----- Input -----

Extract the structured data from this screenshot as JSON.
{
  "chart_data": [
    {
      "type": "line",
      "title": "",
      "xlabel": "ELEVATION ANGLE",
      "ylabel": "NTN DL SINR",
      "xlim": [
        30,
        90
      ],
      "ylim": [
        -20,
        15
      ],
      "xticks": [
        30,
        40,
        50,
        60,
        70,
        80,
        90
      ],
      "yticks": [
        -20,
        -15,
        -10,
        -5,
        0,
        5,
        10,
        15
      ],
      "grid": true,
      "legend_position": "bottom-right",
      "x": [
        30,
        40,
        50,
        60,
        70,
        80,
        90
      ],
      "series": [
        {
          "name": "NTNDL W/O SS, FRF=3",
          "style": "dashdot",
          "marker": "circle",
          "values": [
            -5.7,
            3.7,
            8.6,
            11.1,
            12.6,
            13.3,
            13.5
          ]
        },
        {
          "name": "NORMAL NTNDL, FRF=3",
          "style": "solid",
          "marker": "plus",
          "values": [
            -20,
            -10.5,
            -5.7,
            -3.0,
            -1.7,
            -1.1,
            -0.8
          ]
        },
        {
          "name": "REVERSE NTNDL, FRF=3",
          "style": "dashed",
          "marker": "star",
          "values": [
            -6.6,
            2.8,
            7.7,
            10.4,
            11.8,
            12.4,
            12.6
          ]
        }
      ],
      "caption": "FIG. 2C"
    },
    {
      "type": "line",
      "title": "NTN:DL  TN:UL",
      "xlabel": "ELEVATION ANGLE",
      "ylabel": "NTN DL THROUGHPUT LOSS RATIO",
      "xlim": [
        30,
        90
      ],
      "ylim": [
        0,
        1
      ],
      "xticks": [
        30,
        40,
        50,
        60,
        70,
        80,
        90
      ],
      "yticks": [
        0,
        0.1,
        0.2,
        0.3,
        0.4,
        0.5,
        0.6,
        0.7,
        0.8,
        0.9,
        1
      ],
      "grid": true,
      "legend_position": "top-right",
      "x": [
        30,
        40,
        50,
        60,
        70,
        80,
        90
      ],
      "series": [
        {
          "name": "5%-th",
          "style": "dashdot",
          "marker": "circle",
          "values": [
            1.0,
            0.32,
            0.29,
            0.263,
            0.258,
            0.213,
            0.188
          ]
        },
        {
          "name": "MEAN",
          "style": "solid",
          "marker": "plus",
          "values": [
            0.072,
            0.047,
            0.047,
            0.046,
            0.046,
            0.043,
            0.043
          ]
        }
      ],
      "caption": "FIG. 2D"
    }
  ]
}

-----

Make an exact copy of the data above.

[Exercise solution]
Extract the structured data from this screenshot as JSON.
{
  "chart_data": [
    {
      "type": "line",
      "title": "",
      "xlabel": "ELEVATION ANGLE",
      "ylabel": "NTN DL SINR",
      "xlim": [
        30,
        90
      ],
      "ylim": [
        -20,
        15
      ],
      "xticks": [
        30,
        40,
        50,
        60,
        70,
        80,
        90
      ],
      "yticks": [
        -20,
        -15,
        -10,
        -5,
        0,
        5,
        10,
        15
      ],
      "grid": true,
      "legend_position": "bottom-right",
      "x": [
        30,
        40,
        50,
        60,
        70,
        80,
        90
      ],
      "series": [
        {
          "name": "NTNDL W/O SS, FRF=3",
          "style": "dashdot",
          "marker": "circle",
          "values": [
            -5.7,
            3.7,
            8.6,
            11.1,
            12.6,
            13.3,
            13.5
          ]
        },
        {
          "name": "NORMAL NTNDL, FRF=3",
          "style": "solid",
          "marker": "plus",
          "values": [
            -20,
            -10.5,
            -5.7,
            -3.0,
            -1.7,
            -1.1,
            -0.8
          ]
        },
        {
          "name": "REVERSE NTNDL, FRF=3",
          "style": "dashed",
          "marker": "star",
          "values": [
            -6.6,
            2.8,
            7.7,
            10.4,
            11.8,
            12.4,
            12.6
          ]
        }
      ],
      "caption": "FIG. 2C"
    },
    {
      "type": "line",
      "title": "NTN:DL  TN:UL",
      "xlabel": "ELEVATION ANGLE",
      "ylabel": "NTN DL THROUGHPUT LOSS RATIO",
      "xlim": [
        30,
        90
      ],
      "ylim": [
        0,
        1
      ],
      "xticks": [
        30,
        40,
        50,
        60,
        70,
        80,
        90
      ],
      "yticks": [
        0,
        0.1,
        0.2,
        0.3,
        0.4,
        0.5,
        0.6,
        0.7,
        0.8,
        0.9,
        1
      ],
      "grid": true,
      "legend_position": "top-right",
      "x": [
        30,
        40,
        50,
        60,
        70,
        80,
        90
      ],
      "series": [
        {
          "name": "5%-th",
          "style": "dashdot",
          "marker": "circle",
          "values": [
            1.0,
            0.32,
            0.29,
            0.263,
            0.258,
            0.213,
            0.188
          ]
        },
        {
          "name": "MEAN",
          "style": "solid",
          "marker": "plus",
          "values": [
            0.072,
            0.047,
            0.047,
            0.046,
            0.046,
            0.043,
            0.043
          ]
        }
      ],
      "caption": "FIG. 2D"
    }
  ]
}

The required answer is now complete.